(Items from a data source)
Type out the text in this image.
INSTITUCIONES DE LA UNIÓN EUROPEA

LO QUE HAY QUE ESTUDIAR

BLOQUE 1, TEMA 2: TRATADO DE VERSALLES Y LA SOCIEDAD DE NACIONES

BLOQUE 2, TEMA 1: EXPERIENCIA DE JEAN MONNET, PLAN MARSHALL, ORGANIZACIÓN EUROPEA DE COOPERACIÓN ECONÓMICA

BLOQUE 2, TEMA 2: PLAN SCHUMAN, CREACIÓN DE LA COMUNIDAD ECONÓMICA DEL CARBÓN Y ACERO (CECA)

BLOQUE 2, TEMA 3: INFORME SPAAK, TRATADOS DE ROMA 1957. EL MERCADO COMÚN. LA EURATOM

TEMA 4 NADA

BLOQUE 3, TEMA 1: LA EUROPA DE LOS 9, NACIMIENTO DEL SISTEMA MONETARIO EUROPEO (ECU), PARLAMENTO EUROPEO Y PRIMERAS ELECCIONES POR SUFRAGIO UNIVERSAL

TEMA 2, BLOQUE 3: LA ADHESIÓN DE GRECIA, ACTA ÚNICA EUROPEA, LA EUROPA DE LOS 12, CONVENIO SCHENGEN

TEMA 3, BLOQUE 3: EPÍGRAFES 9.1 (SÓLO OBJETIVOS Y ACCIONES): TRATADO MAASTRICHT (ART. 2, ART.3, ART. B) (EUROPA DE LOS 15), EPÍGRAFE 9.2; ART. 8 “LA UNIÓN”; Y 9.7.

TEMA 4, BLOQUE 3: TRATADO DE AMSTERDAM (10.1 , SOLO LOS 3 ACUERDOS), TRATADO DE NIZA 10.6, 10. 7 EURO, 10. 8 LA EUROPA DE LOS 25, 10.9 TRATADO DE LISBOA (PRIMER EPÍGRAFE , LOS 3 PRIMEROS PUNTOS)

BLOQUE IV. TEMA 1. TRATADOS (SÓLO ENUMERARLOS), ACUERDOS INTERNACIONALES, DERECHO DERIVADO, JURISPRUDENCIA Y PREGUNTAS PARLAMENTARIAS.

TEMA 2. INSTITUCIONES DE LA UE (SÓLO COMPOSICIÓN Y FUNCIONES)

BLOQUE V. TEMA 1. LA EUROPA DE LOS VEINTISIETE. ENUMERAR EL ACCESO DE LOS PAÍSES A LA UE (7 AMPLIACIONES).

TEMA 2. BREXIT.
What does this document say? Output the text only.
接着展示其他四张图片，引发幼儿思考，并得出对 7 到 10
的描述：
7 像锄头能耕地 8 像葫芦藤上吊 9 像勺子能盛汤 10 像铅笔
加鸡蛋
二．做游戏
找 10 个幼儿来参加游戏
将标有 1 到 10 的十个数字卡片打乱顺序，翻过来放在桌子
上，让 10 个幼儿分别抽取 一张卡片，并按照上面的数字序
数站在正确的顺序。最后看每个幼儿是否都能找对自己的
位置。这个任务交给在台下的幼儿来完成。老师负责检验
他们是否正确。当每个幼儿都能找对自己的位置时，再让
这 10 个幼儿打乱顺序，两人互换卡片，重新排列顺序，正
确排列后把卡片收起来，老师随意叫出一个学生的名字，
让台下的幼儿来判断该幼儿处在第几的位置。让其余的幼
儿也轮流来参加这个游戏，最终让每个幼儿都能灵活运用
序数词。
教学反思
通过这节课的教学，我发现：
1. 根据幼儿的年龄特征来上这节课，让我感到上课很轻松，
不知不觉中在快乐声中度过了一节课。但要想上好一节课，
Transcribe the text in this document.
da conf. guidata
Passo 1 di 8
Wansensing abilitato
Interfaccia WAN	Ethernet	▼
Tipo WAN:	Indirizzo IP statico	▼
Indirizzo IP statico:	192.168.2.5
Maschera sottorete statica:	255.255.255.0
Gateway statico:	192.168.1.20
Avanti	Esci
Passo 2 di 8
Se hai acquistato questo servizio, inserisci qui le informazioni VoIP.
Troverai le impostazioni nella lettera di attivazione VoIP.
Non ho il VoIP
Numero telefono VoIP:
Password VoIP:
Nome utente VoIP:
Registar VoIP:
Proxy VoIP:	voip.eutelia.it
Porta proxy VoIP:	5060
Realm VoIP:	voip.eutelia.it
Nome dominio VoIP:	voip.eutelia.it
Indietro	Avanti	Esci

__TASK TO CARRY OUT__:
Only the lines from the one with "What does this" through the end of the material are wanted; copy them exactly, both ends included.

__ANSWER TO THIS PROBLEM__:
What does this document say? Output the text only.
接着展示其他四张图片，引发幼儿思考，并得出对 7 到 10
的描述：
7 像锄头能耕地 8 像葫芦藤上吊 9 像勺子能盛汤 10 像铅笔
加鸡蛋
二．做游戏
找 10 个幼儿来参加游戏
将标有 1 到 10 的十个数字卡片打乱顺序，翻过来放在桌子
上，让 10 个幼儿分别抽取 一张卡片，并按照上面的数字序
数站在正确的顺序。最后看每个幼儿是否都能找对自己的
位置。这个任务交给在台下的幼儿来完成。老师负责检验
他们是否正确。当每个幼儿都能找对自己的位置时，再让
这 10 个幼儿打乱顺序，两人互换卡片，重新排列顺序，正
确排列后把卡片收起来，老师随意叫出一个学生的名字，
让台下的幼儿来判断该幼儿处在第几的位置。让其余的幼
儿也轮流来参加这个游戏，最终让每个幼儿都能灵活运用
序数词。
教学反思
通过这节课的教学，我发现：
1. 根据幼儿的年龄特征来上这节课，让我感到上课很轻松，
不知不觉中在快乐声中度过了一节课。但要想上好一节课，
Transcribe the text in this document.
da conf. guidata
Passo 1 di 8
Wansensing abilitato
Interfaccia WAN	Ethernet	▼
Tipo WAN:	Indirizzo IP statico	▼
Indirizzo IP statico:	192.168.2.5
Maschera sottorete statica:	255.255.255.0
Gateway statico:	192.168.1.20
Avanti	Esci
Passo 2 di 8
Se hai acquistato questo servizio, inserisci qui le informazioni VoIP.
Troverai le impostazioni nella lettera di attivazione VoIP.
Non ho il VoIP
Numero telefono VoIP:
Password VoIP:
Nome utente VoIP:
Registar VoIP:
Proxy VoIP:	voip.eutelia.it
Porta proxy VoIP:	5060
Realm VoIP:	voip.eutelia.it
Nome dominio VoIP:	voip.eutelia.it
Indietro	Avanti	Esci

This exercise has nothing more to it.